(INSTRUCTIONS FOR THE TASK):
Copy out each line containing "Media" from the entries below.

(GIVEN RECORDS):
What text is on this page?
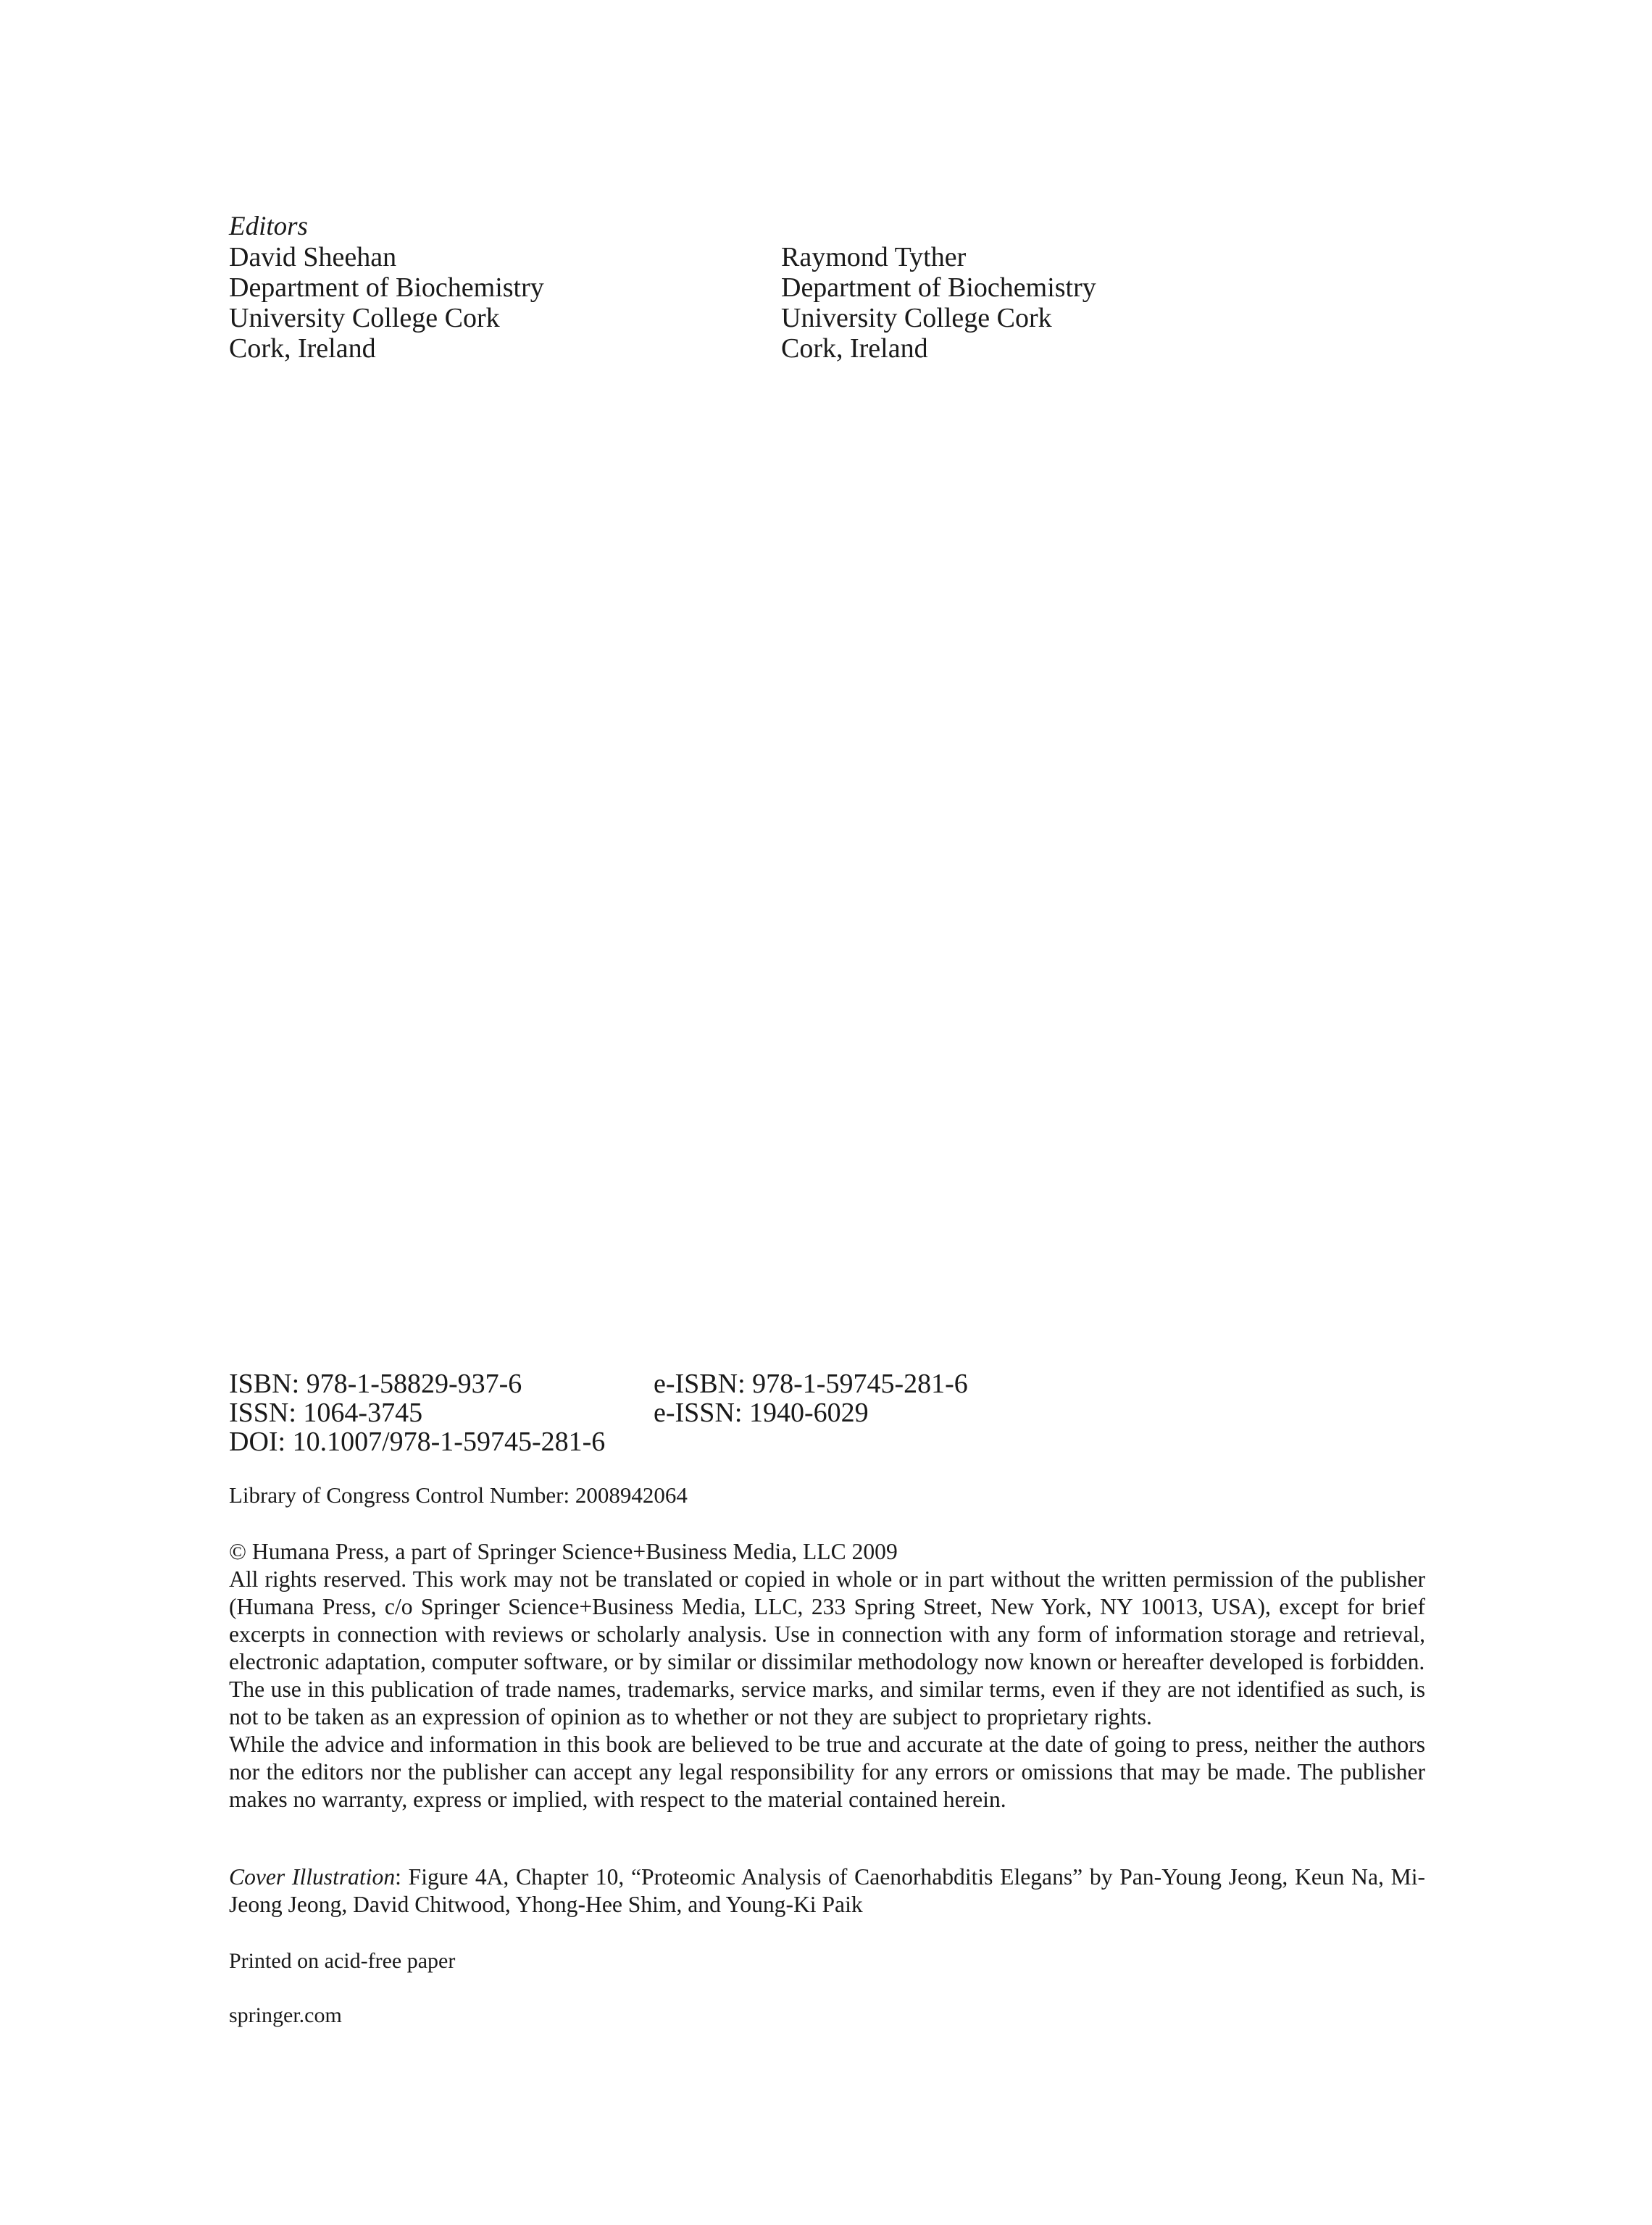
Editors
David Sheehan
Department of Biochemistry
University College Cork
Cork, Ireland
Raymond Tyther
Department of Biochemistry
University College Cork
Cork, Ireland
ISBN: 978-1-58829-937-6	e-ISBN: 978-1-59745-281-6
ISSN: 1064-3745	e-ISSN: 1940-6029
DOI: 10.1007/978-1-59745-281-6
Library of Congress Control Number: 2008942064

© Humana Press, a part of Springer Science+Business Media, LLC 2009

All rights reserved. This work may not be translated or copied in whole or in part without the written permission of the publisher (Humana Press, c/o Springer Science+Business Media, LLC, 233 Spring Street, New York, NY 10013, USA), except for brief excerpts in connection with reviews or scholarly analysis. Use in connection with any form of information storage and retrieval, electronic adaptation, computer software, or by similar or dissimilar methodology now known or hereafter developed is forbidden.

The use in this publication of trade names, trademarks, service marks, and similar terms, even if they are not identified as such, is not to be taken as an expression of opinion as to whether or not they are subject to proprietary rights.

While the advice and information in this book are believed to be true and accurate at the date of going to press, neither the authors nor the editors nor the publisher can accept any legal responsibility for any errors or omissions that may be made. The publisher makes no warranty, express or implied, with respect to the material contained herein.

Cover Illustration: Figure 4A, Chapter 10, “Proteomic Analysis of Caenorhabditis Elegans” by Pan-Young Jeong, Keun Na, Mi-Jeong Jeong, David Chitwood, Yhong-Hee Shim, and Young-Ki Paik
Printed on acid-free paper
springer.com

(RESPONSE TO THE TASK):
© Humana Press, a part of Springer Science+Business Media, LLC 2009
All rights reserved. This work may not be translated or copied in whole or in part without the written permission of the publisher (Humana Press, c/o Springer Science+Business Media, LLC, 233 Spring Street, New York, NY 10013, USA), except for brief excerpts in connection with reviews or scholarly analysis. Use in connection with any form of information storage and retrieval, electronic adaptation, computer software, or by similar or dissimilar methodology now known or hereafter developed is forbidden.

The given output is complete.